▶ **Problem to work on**: From the entries below, work out the number of lines that hold the word "Rhetorical", and give that number alone.

====== Supplied information ======

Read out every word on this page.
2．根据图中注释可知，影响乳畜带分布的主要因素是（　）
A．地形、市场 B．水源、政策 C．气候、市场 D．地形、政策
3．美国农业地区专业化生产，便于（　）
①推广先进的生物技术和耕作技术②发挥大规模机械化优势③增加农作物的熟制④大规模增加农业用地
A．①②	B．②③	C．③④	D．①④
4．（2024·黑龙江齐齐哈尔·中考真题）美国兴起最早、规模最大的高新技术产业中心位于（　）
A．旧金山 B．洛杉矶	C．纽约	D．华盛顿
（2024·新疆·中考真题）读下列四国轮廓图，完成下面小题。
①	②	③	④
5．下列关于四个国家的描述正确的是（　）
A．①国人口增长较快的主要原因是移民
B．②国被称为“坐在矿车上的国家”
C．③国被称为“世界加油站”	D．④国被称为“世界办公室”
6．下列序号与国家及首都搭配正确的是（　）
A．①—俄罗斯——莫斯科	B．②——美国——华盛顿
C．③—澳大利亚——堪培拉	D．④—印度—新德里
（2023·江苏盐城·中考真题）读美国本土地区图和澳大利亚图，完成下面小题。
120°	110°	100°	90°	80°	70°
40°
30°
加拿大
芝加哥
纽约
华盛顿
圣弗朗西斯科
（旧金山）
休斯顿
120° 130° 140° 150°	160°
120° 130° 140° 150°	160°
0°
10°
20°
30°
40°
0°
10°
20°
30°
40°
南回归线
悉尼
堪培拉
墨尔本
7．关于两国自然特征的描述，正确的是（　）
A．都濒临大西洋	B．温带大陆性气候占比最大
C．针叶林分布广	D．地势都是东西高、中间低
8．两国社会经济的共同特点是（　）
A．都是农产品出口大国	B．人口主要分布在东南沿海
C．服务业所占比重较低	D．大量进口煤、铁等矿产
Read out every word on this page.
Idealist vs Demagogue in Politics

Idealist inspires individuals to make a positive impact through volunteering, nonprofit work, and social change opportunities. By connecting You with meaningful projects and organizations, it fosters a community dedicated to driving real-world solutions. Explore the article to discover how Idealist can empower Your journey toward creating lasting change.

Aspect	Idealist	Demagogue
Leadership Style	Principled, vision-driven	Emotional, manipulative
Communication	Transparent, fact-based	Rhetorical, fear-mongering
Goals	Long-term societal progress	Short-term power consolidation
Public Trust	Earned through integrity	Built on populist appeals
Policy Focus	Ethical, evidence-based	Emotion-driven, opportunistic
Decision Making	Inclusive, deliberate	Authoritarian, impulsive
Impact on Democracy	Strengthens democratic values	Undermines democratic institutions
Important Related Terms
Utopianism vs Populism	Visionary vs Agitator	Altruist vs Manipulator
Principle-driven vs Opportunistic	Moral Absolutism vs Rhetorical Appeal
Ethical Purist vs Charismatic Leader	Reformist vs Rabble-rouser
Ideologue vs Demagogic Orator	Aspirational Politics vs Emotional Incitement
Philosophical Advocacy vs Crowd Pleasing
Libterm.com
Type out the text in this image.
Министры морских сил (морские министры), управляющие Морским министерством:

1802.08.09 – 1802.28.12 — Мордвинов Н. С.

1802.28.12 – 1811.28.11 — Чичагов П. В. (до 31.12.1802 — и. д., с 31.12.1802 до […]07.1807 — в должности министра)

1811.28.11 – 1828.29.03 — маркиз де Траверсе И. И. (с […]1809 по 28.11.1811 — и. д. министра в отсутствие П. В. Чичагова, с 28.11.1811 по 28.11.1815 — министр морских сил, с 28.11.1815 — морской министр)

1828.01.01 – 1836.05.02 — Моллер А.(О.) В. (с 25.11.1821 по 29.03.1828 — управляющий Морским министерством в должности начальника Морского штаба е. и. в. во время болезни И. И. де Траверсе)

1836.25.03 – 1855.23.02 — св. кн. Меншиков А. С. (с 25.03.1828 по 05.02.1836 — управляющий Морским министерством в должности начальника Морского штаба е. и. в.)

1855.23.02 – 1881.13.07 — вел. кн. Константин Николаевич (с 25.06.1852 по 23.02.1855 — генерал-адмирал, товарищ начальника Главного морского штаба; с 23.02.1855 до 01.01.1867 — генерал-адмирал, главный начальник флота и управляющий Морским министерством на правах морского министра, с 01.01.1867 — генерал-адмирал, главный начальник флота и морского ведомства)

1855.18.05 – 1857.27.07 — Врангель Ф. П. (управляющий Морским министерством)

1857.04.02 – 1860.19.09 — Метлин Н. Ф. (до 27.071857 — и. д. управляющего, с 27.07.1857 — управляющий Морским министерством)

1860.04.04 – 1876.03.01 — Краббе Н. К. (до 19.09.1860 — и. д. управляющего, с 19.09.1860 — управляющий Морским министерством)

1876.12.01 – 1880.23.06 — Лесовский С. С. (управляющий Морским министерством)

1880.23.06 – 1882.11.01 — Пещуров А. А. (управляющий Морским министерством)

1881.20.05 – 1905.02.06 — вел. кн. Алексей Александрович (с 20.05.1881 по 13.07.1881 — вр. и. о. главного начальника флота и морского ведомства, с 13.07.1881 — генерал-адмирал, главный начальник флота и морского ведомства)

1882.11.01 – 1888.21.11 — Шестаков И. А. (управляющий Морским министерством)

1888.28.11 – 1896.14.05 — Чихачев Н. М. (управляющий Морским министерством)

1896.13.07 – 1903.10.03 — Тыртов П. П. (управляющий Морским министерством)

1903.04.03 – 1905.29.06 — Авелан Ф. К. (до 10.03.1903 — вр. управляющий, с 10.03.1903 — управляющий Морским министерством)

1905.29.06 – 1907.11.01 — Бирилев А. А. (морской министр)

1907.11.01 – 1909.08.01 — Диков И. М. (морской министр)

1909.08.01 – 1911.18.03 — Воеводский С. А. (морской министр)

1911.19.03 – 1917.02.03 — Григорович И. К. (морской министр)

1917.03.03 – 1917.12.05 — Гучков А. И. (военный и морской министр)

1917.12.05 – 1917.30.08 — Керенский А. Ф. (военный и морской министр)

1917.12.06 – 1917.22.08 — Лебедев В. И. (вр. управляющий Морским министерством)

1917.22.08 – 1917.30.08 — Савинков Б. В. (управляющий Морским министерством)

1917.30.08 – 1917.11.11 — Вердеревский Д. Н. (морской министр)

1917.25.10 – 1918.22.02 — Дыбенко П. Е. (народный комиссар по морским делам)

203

======

▶ **Result**: 2